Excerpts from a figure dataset
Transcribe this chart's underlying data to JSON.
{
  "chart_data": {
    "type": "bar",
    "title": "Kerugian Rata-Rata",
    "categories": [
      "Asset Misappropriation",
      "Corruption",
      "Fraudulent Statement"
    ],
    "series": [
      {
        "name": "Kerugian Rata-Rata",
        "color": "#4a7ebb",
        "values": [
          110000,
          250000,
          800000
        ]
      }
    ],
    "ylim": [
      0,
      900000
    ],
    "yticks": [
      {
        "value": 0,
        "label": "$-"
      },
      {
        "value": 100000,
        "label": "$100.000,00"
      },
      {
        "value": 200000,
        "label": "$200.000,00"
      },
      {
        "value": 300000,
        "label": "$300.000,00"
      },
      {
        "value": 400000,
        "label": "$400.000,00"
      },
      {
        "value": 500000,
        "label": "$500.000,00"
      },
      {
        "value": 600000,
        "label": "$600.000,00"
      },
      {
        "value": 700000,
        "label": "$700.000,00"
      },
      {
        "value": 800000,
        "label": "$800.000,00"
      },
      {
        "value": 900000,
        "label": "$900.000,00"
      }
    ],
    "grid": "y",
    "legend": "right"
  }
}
---
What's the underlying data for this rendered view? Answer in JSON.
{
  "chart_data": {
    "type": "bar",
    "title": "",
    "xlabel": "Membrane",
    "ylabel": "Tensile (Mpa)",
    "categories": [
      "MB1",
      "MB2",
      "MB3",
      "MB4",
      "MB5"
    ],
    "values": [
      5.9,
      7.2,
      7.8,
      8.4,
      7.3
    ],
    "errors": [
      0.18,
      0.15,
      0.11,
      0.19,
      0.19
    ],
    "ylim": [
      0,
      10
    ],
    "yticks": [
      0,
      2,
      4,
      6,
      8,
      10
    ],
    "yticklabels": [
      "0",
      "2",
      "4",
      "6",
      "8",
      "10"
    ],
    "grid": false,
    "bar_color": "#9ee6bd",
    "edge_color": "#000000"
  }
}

## Description of the task
Of the lines in this listing, how many contain "JSON"? Reply with the number and nothing more.

## Worked solution
2